Figure record extracts
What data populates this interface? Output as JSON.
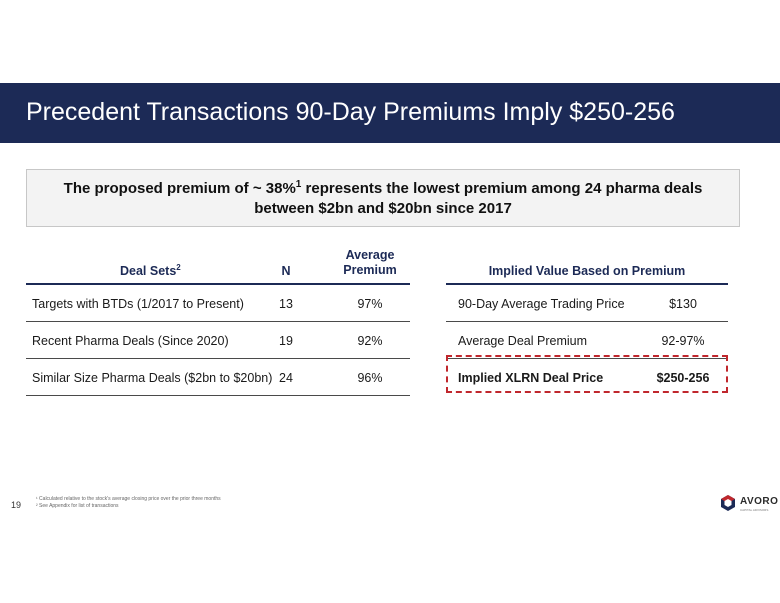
{
  "slide": {
    "title": "Precedent Transactions 90-Day Premiums Imply $250-256",
    "callout": {
      "line1_before_sup": "The proposed premium of ~ 38%",
      "line1_sup": "1",
      "line1_after_sup": " represents the lowest premium among 24 pharma deals",
      "line2": "between $2bn and $20bn since 2017"
    },
    "page_number": "19",
    "footnotes": [
      "¹ Calculated relative to the stock's average closing price over the prior three months",
      "² See Appendix for list of transactions"
    ],
    "logo": {
      "word": "AVORO",
      "sub": "CAPITAL ADVISORS"
    }
  },
  "deal_table": {
    "headers": {
      "deal_sets": "Deal Sets",
      "deal_sets_sup": "2",
      "n": "N",
      "premium_line1": "Average",
      "premium_line2": "Premium"
    },
    "rows": [
      {
        "name": "Targets with BTDs (1/2017 to Present)",
        "n": "13",
        "premium": "97%"
      },
      {
        "name": "Recent Pharma Deals (Since 2020)",
        "n": "19",
        "premium": "92%"
      },
      {
        "name": "Similar Size Pharma Deals ($2bn to $20bn)",
        "n": "24",
        "premium": "96%"
      }
    ]
  },
  "implied_table": {
    "header": "Implied Value Based on Premium",
    "rows": [
      {
        "label": "90-Day Average Trading Price",
        "value": "$130"
      },
      {
        "label": "Average Deal Premium",
        "value": "92-97%"
      }
    ],
    "highlight": {
      "label": "Implied XLRN Deal Price",
      "value": "$250-256",
      "border_color": "#c0272d"
    }
  },
  "colors": {
    "navy": "#1c2a56",
    "highlight_red": "#c0272d"
  }
}
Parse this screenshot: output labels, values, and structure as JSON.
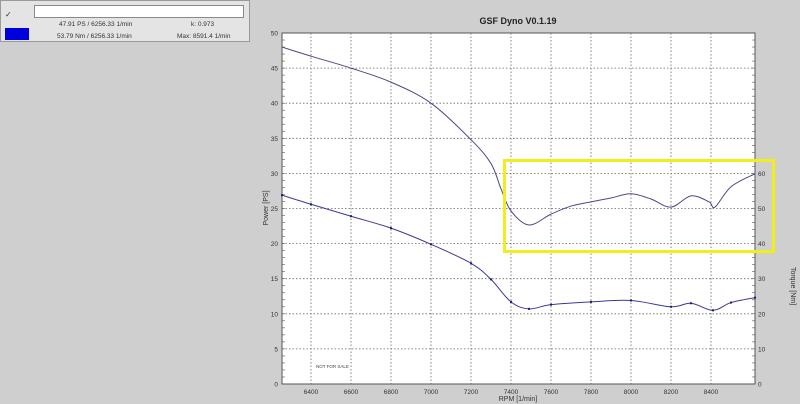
{
  "legend": {
    "checkbox_label": "✓",
    "name_field_value": "",
    "swatch_color": "#0000dd",
    "power_reading": "47.91 PS / 6256.33 1/min",
    "torque_reading": "53.79 Nm / 6256.33 1/min",
    "k_value": "k: 0.973",
    "max_value": "Max: 8591.4 1/min"
  },
  "annotation": {
    "watermark": "NOT FOR SALE",
    "highlight_color": "#f2ee1a"
  },
  "chart_data": {
    "type": "line",
    "title": "GSF Dyno V0.1.19",
    "xlabel": "RPM [1/min]",
    "ylabel": "Power [PS]",
    "y2label": "Torque [Nm]",
    "xlim": [
      6255,
      8620
    ],
    "ylim": [
      0,
      50
    ],
    "y2lim": [
      0,
      100
    ],
    "x_ticks": [
      6400,
      6600,
      6800,
      7000,
      7200,
      7400,
      7600,
      7800,
      8000,
      8200,
      8400
    ],
    "y_ticks": [
      0,
      5,
      10,
      15,
      20,
      25,
      30,
      35,
      40,
      45,
      50
    ],
    "y2_ticks": [
      0,
      10,
      20,
      30,
      40,
      50,
      60
    ],
    "grid": true,
    "legend_position": "none",
    "series": [
      {
        "name": "Torque [Nm]",
        "axis": "right",
        "color": "#4a4a8a",
        "x": [
          6255,
          6400,
          6600,
          6800,
          7000,
          7200,
          7300,
          7350,
          7400,
          7490,
          7600,
          7700,
          7800,
          7900,
          8000,
          8100,
          8200,
          8300,
          8390,
          8420,
          8500,
          8620
        ],
        "values": [
          96,
          93.4,
          90,
          86,
          80,
          69.6,
          62.8,
          55.6,
          49.3,
          45.3,
          48.4,
          50.7,
          51.9,
          53,
          54.2,
          52.7,
          50.4,
          53.6,
          51.9,
          50.4,
          56.2,
          59.9
        ]
      },
      {
        "name": "Power [PS]",
        "axis": "left",
        "color": "#3a3a9a",
        "markers": true,
        "x": [
          6255,
          6400,
          6600,
          6800,
          7000,
          7200,
          7300,
          7400,
          7490,
          7600,
          7800,
          8000,
          8200,
          8300,
          8410,
          8500,
          8620
        ],
        "values": [
          26.9,
          25.6,
          23.9,
          22.2,
          19.9,
          17.2,
          14.9,
          11.7,
          10.7,
          11.3,
          11.7,
          11.9,
          11.0,
          11.5,
          10.5,
          11.6,
          12.3
        ]
      }
    ]
  }
}
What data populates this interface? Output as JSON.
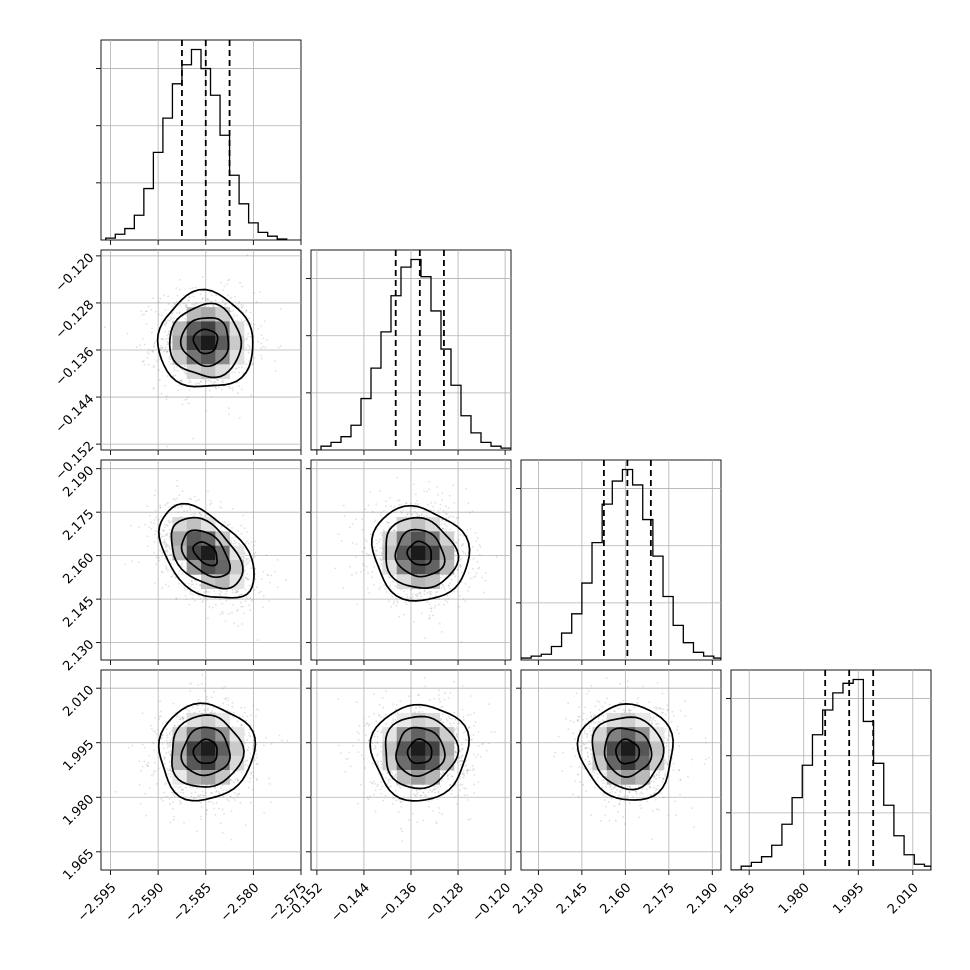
{
  "chart_data": {
    "type": "corner",
    "title": "",
    "parameters": [
      {
        "name": "",
        "range": [
          -2.596,
          -2.575
        ],
        "ticks": [
          -2.595,
          -2.59,
          -2.585,
          -2.58,
          -2.575
        ],
        "tick_labels": [
          "−2.595",
          "−2.590",
          "−2.585",
          "−2.580",
          "−2.575"
        ],
        "quantiles": [
          -2.5875,
          -2.585,
          -2.5825
        ],
        "hist_bin_edges": [
          -2.5955,
          -2.5945,
          -2.5935,
          -2.5925,
          -2.5915,
          -2.5905,
          -2.5895,
          -2.5885,
          -2.5875,
          -2.5865,
          -2.5855,
          -2.5845,
          -2.5835,
          -2.5825,
          -2.5815,
          -2.5805,
          -2.5795,
          -2.5785,
          -2.5775,
          -2.5765
        ],
        "hist_counts": [
          0.01,
          0.03,
          0.06,
          0.13,
          0.27,
          0.46,
          0.64,
          0.82,
          0.92,
          1.0,
          0.9,
          0.76,
          0.55,
          0.34,
          0.19,
          0.09,
          0.04,
          0.02,
          0.005
        ]
      },
      {
        "name": "",
        "range": [
          -0.153,
          -0.119
        ],
        "ticks": [
          -0.152,
          -0.144,
          -0.136,
          -0.128,
          -0.12
        ],
        "tick_labels": [
          "−0.152",
          "−0.144",
          "−0.136",
          "−0.128",
          "−0.120"
        ],
        "quantiles": [
          -0.1386,
          -0.1345,
          -0.1304
        ],
        "hist_bin_edges": [
          -0.153,
          -0.1513,
          -0.1496,
          -0.1479,
          -0.1462,
          -0.1445,
          -0.1428,
          -0.1411,
          -0.1394,
          -0.1377,
          -0.136,
          -0.1343,
          -0.1326,
          -0.1309,
          -0.1292,
          -0.1275,
          -0.1258,
          -0.1241,
          -0.1224,
          -0.1207,
          -0.119
        ],
        "hist_counts": [
          0.0,
          0.02,
          0.04,
          0.07,
          0.13,
          0.27,
          0.43,
          0.62,
          0.81,
          0.96,
          1.0,
          0.91,
          0.73,
          0.53,
          0.34,
          0.18,
          0.09,
          0.04,
          0.02,
          0.01
        ]
      },
      {
        "name": "",
        "range": [
          2.124,
          2.193
        ],
        "ticks": [
          2.13,
          2.145,
          2.16,
          2.175,
          2.19
        ],
        "tick_labels": [
          "2.130",
          "2.145",
          "2.160",
          "2.175",
          "2.190"
        ],
        "quantiles": [
          2.1526,
          2.1607,
          2.1688
        ],
        "hist_bin_edges": [
          2.124,
          2.1275,
          2.131,
          2.1345,
          2.138,
          2.1415,
          2.145,
          2.1485,
          2.152,
          2.1555,
          2.159,
          2.1625,
          2.166,
          2.1695,
          2.173,
          2.1765,
          2.18,
          2.1835,
          2.187,
          2.1905,
          2.193
        ],
        "hist_counts": [
          0.01,
          0.02,
          0.03,
          0.07,
          0.14,
          0.24,
          0.4,
          0.61,
          0.81,
          0.93,
          0.99,
          0.91,
          0.73,
          0.54,
          0.33,
          0.18,
          0.09,
          0.04,
          0.02,
          0.01
        ]
      },
      {
        "name": "",
        "range": [
          1.96,
          2.015
        ],
        "ticks": [
          1.965,
          1.98,
          1.995,
          2.01
        ],
        "tick_labels": [
          "1.965",
          "1.980",
          "1.995",
          "2.010"
        ],
        "quantiles": [
          1.9859,
          1.9925,
          1.9991
        ],
        "hist_bin_edges": [
          1.96,
          1.9628,
          1.9656,
          1.9684,
          1.9712,
          1.974,
          1.9768,
          1.9796,
          1.9824,
          1.9852,
          1.988,
          1.9908,
          1.9936,
          1.9964,
          1.9992,
          2.002,
          2.0048,
          2.0076,
          2.0104,
          2.0132,
          2.015
        ],
        "hist_counts": [
          0.0,
          0.02,
          0.04,
          0.07,
          0.13,
          0.24,
          0.38,
          0.55,
          0.71,
          0.84,
          0.93,
          0.98,
          1.0,
          0.78,
          0.56,
          0.34,
          0.18,
          0.08,
          0.03,
          0.02
        ]
      }
    ],
    "pair_correlations": {
      "1-0": -0.02,
      "2-0": -0.45,
      "2-1": -0.1,
      "3-0": 0.03,
      "3-1": 0.02,
      "3-2": -0.05
    },
    "contour_levels_sigma": [
      0.5,
      1.0,
      1.5,
      2.0
    ],
    "scatter": true,
    "grid": true
  }
}
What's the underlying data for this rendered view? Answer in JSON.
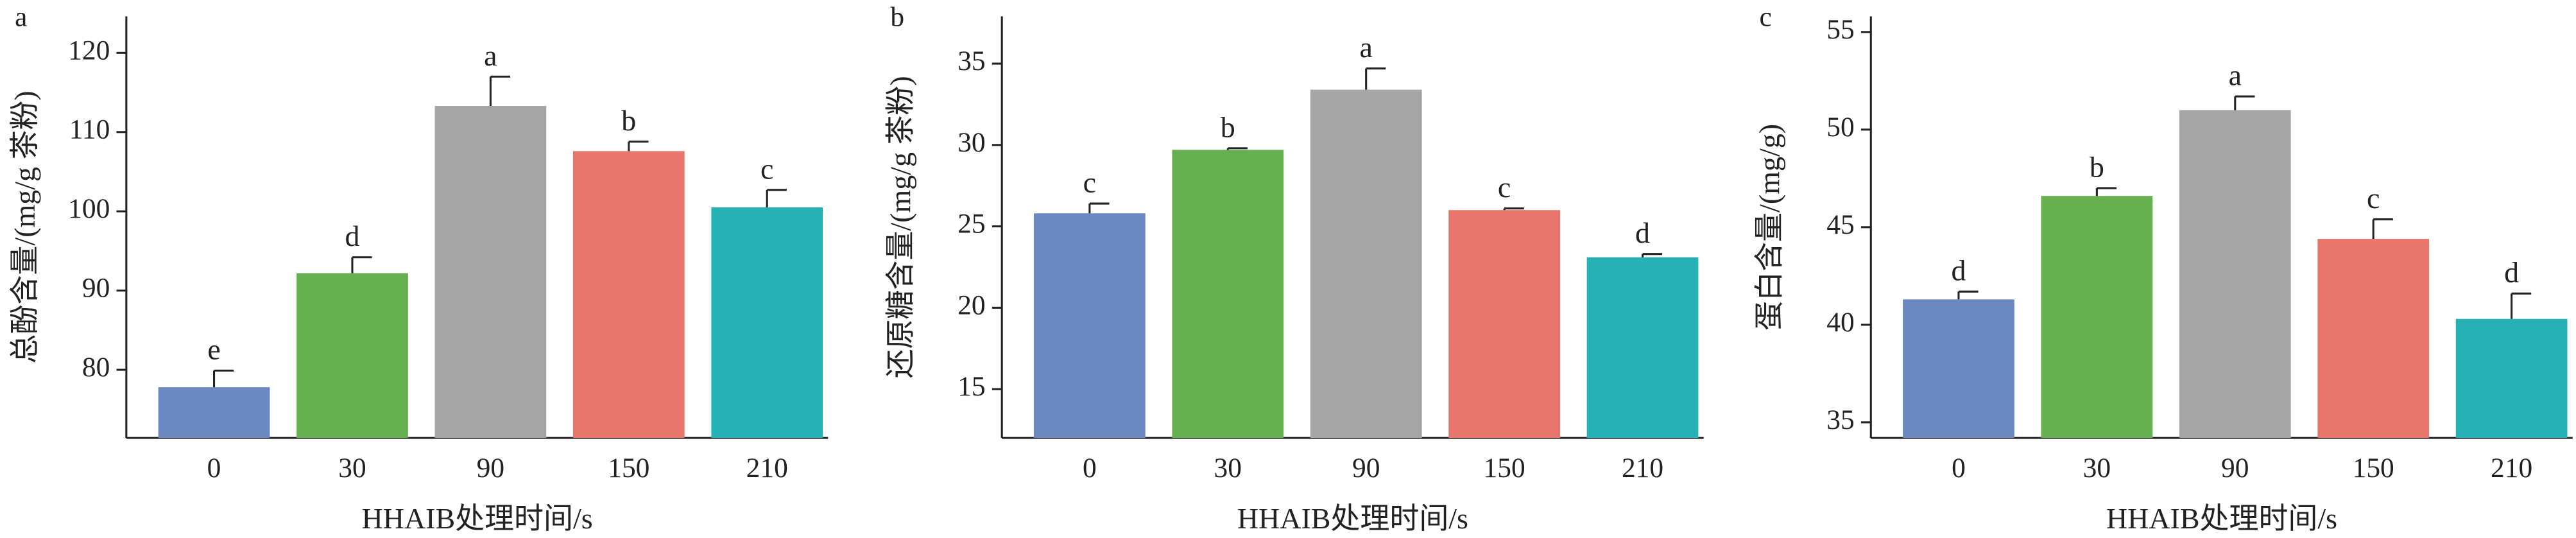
{
  "chart_data": [
    {
      "type": "bar",
      "panel": "a",
      "ylabel": "总酚含量/(mg/g 茶粉)",
      "xlabel": "HHAIB处理时间/s",
      "categories": [
        "0",
        "30",
        "90",
        "150",
        "210"
      ],
      "values": [
        77.8,
        92.2,
        113.3,
        107.6,
        100.5
      ],
      "errors": [
        2.1,
        2.0,
        3.7,
        1.2,
        2.2
      ],
      "letters": [
        "e",
        "d",
        "a",
        "b",
        "c"
      ],
      "colors": [
        "#6b88c0",
        "#67b04f",
        "#a5a5a5",
        "#e8766c",
        "#26b1b5"
      ],
      "ylim": [
        71.4,
        124.6
      ],
      "yticks": [
        80,
        90,
        100,
        110,
        120
      ]
    },
    {
      "type": "bar",
      "panel": "b",
      "ylabel": "还原糖含量/(mg/g 茶粉)",
      "xlabel": "HHAIB处理时间/s",
      "categories": [
        "0",
        "30",
        "90",
        "150",
        "210"
      ],
      "values": [
        25.8,
        29.7,
        33.4,
        26.0,
        23.1
      ],
      "errors": [
        0.6,
        0.1,
        1.3,
        0.1,
        0.2
      ],
      "letters": [
        "c",
        "b",
        "a",
        "c",
        "d"
      ],
      "colors": [
        "#6b88c0",
        "#67b04f",
        "#a5a5a5",
        "#e8766c",
        "#26b1b5"
      ],
      "ylim": [
        12,
        37.9
      ],
      "yticks": [
        15,
        20,
        25,
        30,
        35
      ]
    },
    {
      "type": "bar",
      "panel": "c",
      "ylabel": "蛋白含量/(mg/g)",
      "xlabel": "HHAIB处理时间/s",
      "categories": [
        "0",
        "30",
        "90",
        "150",
        "210"
      ],
      "values": [
        41.3,
        46.6,
        51.0,
        44.4,
        40.3
      ],
      "errors": [
        0.4,
        0.4,
        0.7,
        1.0,
        1.3
      ],
      "letters": [
        "d",
        "b",
        "a",
        "c",
        "d"
      ],
      "colors": [
        "#6b88c0",
        "#67b04f",
        "#a5a5a5",
        "#e8766c",
        "#26b1b5"
      ],
      "ylim": [
        34.2,
        55.8
      ],
      "yticks": [
        35,
        40,
        45,
        50,
        55
      ]
    }
  ]
}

_Exercise goal_:
Among the lines of the material, find those that hold the word "ylabel" and copy them.

_Answer in full_:
    "ylabel": "Power [PS]",
      "ylabel": "总酚含量/(mg/g 茶粉)",
      "ylabel": "还原糖含量/(mg/g 茶粉)",
      "ylabel": "蛋白含量/(mg/g)",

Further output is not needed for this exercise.